__Entries taken from a collection__.
================================

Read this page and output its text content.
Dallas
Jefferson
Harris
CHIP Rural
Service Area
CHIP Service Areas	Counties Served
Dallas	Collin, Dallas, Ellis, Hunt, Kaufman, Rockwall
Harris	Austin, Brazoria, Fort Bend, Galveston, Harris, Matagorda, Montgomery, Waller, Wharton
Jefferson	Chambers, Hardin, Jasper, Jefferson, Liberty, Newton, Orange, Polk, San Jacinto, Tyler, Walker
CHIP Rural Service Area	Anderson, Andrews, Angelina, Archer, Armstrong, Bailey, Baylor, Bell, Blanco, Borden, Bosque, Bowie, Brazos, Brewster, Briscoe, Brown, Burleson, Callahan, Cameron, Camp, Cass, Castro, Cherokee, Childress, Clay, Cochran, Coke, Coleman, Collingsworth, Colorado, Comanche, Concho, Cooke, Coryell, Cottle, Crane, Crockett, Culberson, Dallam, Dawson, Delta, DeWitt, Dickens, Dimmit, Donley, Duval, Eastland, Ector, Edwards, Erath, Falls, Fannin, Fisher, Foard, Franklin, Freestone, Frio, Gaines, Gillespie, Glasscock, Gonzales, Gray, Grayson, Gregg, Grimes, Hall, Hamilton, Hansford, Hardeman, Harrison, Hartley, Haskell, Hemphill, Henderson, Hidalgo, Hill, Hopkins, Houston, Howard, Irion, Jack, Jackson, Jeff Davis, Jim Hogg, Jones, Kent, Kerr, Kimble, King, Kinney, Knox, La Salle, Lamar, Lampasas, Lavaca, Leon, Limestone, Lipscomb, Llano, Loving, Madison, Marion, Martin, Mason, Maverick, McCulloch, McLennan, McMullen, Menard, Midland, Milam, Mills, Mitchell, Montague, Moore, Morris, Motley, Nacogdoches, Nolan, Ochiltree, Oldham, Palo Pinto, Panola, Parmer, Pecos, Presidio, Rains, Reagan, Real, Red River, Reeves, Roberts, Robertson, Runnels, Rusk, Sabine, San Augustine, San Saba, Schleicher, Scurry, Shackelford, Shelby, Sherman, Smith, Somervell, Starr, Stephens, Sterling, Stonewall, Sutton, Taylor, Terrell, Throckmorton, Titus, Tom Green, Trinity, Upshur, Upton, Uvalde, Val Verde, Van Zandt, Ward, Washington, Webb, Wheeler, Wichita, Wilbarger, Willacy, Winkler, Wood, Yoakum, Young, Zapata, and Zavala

================================

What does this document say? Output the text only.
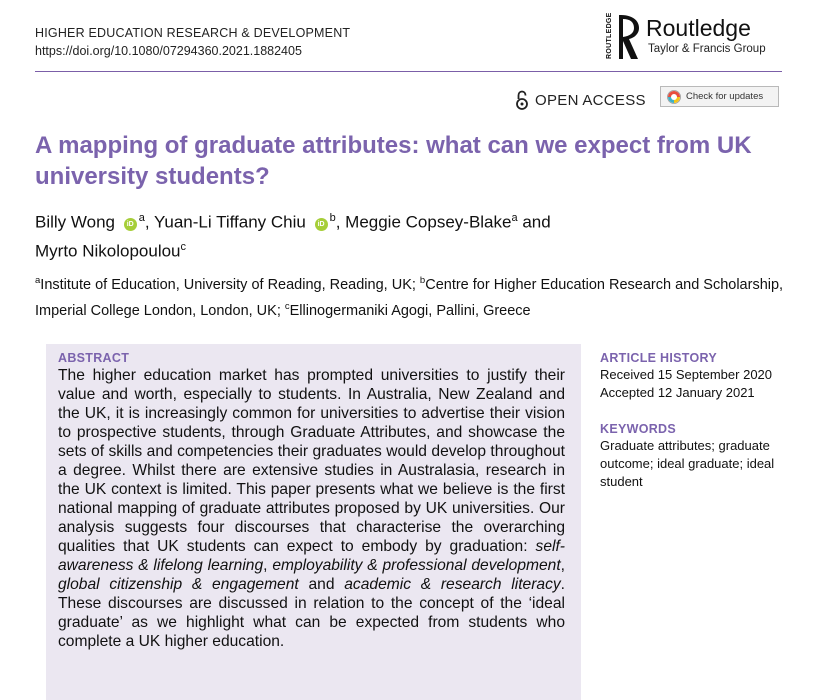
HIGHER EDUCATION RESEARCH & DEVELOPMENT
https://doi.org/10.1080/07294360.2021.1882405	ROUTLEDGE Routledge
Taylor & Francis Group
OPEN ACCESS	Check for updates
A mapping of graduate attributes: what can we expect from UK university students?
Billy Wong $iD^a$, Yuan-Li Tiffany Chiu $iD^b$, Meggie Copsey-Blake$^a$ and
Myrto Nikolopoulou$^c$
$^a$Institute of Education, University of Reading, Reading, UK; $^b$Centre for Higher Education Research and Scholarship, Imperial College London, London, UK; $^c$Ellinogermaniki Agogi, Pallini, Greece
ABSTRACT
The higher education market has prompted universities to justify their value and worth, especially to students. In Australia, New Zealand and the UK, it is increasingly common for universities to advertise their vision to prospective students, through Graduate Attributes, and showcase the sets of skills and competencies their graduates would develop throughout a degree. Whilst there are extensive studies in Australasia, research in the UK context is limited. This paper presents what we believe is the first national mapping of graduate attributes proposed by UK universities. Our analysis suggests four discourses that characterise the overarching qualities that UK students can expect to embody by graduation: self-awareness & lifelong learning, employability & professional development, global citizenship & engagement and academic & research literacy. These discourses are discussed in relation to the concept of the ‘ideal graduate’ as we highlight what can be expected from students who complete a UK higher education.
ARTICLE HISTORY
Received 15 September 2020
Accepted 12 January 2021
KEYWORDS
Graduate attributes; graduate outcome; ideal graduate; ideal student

================================

__What the exercise asks__. Reproduce each line from the records that contains the word "Dallas".

__Written response__.
Dallas
Dallas	Collin, Dallas, Ellis, Hunt, Kaufman, Rockwall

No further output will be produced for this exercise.